Dataset items
------------------------------
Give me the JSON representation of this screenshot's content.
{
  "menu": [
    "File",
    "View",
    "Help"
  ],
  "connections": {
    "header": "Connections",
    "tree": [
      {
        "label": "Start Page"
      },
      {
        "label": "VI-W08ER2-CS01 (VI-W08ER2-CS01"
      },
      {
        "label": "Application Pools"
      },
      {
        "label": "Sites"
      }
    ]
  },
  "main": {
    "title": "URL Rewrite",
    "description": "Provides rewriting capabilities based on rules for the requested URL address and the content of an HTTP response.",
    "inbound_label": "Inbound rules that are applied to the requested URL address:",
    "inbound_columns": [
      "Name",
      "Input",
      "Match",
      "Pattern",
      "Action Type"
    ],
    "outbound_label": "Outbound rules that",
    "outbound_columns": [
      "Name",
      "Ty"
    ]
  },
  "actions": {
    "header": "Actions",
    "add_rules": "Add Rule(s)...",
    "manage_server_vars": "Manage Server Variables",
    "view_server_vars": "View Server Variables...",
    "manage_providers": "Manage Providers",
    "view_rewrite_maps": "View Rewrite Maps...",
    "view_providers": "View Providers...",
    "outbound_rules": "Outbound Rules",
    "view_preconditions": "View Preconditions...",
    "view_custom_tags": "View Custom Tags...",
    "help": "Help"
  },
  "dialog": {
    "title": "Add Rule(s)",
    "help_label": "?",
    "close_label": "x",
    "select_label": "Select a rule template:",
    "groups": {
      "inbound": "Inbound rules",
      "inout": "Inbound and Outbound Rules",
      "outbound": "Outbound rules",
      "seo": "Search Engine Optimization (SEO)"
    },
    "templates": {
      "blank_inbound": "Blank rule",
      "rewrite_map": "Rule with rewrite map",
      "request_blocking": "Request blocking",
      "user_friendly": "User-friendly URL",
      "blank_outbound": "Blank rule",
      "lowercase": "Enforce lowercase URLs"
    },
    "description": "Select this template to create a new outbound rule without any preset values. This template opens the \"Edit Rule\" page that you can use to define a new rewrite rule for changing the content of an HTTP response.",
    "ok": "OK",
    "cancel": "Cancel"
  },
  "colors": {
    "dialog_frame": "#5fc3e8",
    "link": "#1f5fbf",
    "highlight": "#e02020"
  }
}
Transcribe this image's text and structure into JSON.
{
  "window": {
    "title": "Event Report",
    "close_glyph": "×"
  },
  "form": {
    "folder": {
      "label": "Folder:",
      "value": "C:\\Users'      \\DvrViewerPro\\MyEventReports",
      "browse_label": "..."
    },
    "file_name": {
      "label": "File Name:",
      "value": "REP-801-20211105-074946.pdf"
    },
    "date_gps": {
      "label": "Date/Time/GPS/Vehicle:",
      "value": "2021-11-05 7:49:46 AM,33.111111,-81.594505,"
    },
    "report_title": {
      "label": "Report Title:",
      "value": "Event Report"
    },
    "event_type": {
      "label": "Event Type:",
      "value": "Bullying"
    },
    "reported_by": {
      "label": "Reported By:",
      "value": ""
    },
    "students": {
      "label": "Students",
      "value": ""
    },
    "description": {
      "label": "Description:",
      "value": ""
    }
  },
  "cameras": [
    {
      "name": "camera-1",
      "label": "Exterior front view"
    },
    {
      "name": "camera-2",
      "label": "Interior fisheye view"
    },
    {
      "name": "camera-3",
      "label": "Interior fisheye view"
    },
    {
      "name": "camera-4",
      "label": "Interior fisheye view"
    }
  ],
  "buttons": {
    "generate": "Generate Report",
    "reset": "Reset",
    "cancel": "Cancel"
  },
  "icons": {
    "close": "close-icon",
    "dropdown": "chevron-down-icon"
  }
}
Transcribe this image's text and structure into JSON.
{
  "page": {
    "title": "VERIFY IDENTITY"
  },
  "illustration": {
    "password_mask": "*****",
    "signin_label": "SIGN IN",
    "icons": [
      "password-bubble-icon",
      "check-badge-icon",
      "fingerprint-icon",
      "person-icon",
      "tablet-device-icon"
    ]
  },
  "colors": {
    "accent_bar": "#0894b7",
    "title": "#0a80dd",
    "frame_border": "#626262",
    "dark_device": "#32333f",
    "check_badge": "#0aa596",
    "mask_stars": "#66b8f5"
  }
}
------------------------------
• [EXERCISE TASK]: Output the records above in their entirety, exactly.

• [SOLVED PROBLEM]:
Give me the JSON representation of this screenshot's content.
{
  "menu": [
    "File",
    "View",
    "Help"
  ],
  "connections": {
    "header": "Connections",
    "tree": [
      {
        "label": "Start Page"
      },
      {
        "label": "VI-W08ER2-CS01 (VI-W08ER2-CS01"
      },
      {
        "label": "Application Pools"
      },
      {
        "label": "Sites"
      }
    ]
  },
  "main": {
    "title": "URL Rewrite",
    "description": "Provides rewriting capabilities based on rules for the requested URL address and the content of an HTTP response.",
    "inbound_label": "Inbound rules that are applied to the requested URL address:",
    "inbound_columns": [
      "Name",
      "Input",
      "Match",
      "Pattern",
      "Action Type"
    ],
    "outbound_label": "Outbound rules that",
    "outbound_columns": [
      "Name",
      "Ty"
    ]
  },
  "actions": {
    "header": "Actions",
    "add_rules": "Add Rule(s)...",
    "manage_server_vars": "Manage Server Variables",
    "view_server_vars": "View Server Variables...",
    "manage_providers": "Manage Providers",
    "view_rewrite_maps": "View Rewrite Maps...",
    "view_providers": "View Providers...",
    "outbound_rules": "Outbound Rules",
    "view_preconditions": "View Preconditions...",
    "view_custom_tags": "View Custom Tags...",
    "help": "Help"
  },
  "dialog": {
    "title": "Add Rule(s)",
    "help_label": "?",
    "close_label": "x",
    "select_label": "Select a rule template:",
    "groups": {
      "inbound": "Inbound rules",
      "inout": "Inbound and Outbound Rules",
      "outbound": "Outbound rules",
      "seo": "Search Engine Optimization (SEO)"
    },
    "templates": {
      "blank_inbound": "Blank rule",
      "rewrite_map": "Rule with rewrite map",
      "request_blocking": "Request blocking",
      "user_friendly": "User-friendly URL",
      "blank_outbound": "Blank rule",
      "lowercase": "Enforce lowercase URLs"
    },
    "description": "Select this template to create a new outbound rule without any preset values. This template opens the \"Edit Rule\" page that you can use to define a new rewrite rule for changing the content of an HTTP response.",
    "ok": "OK",
    "cancel": "Cancel"
  },
  "colors": {
    "dialog_frame": "#5fc3e8",
    "link": "#1f5fbf",
    "highlight": "#e02020"
  }
}
Transcribe this image's text and structure into JSON.
{
  "window": {
    "title": "Event Report",
    "close_glyph": "×"
  },
  "form": {
    "folder": {
      "label": "Folder:",
      "value": "C:\\Users'      \\DvrViewerPro\\MyEventReports",
      "browse_label": "..."
    },
    "file_name": {
      "label": "File Name:",
      "value": "REP-801-20211105-074946.pdf"
    },
    "date_gps": {
      "label": "Date/Time/GPS/Vehicle:",
      "value": "2021-11-05 7:49:46 AM,33.111111,-81.594505,"
    },
    "report_title": {
      "label": "Report Title:",
      "value": "Event Report"
    },
    "event_type": {
      "label": "Event Type:",
      "value": "Bullying"
    },
    "reported_by": {
      "label": "Reported By:",
      "value": ""
    },
    "students": {
      "label": "Students",
      "value": ""
    },
    "description": {
      "label": "Description:",
      "value": ""
    }
  },
  "cameras": [
    {
      "name": "camera-1",
      "label": "Exterior front view"
    },
    {
      "name": "camera-2",
      "label": "Interior fisheye view"
    },
    {
      "name": "camera-3",
      "label": "Interior fisheye view"
    },
    {
      "name": "camera-4",
      "label": "Interior fisheye view"
    }
  ],
  "buttons": {
    "generate": "Generate Report",
    "reset": "Reset",
    "cancel": "Cancel"
  },
  "icons": {
    "close": "close-icon",
    "dropdown": "chevron-down-icon"
  }
}
Transcribe this image's text and structure into JSON.
{
  "page": {
    "title": "VERIFY IDENTITY"
  },
  "illustration": {
    "password_mask": "*****",
    "signin_label": "SIGN IN",
    "icons": [
      "password-bubble-icon",
      "check-badge-icon",
      "fingerprint-icon",
      "person-icon",
      "tablet-device-icon"
    ]
  },
  "colors": {
    "accent_bar": "#0894b7",
    "title": "#0a80dd",
    "frame_border": "#626262",
    "dark_device": "#32333f",
    "check_badge": "#0aa596",
    "mask_stars": "#66b8f5"
  }
}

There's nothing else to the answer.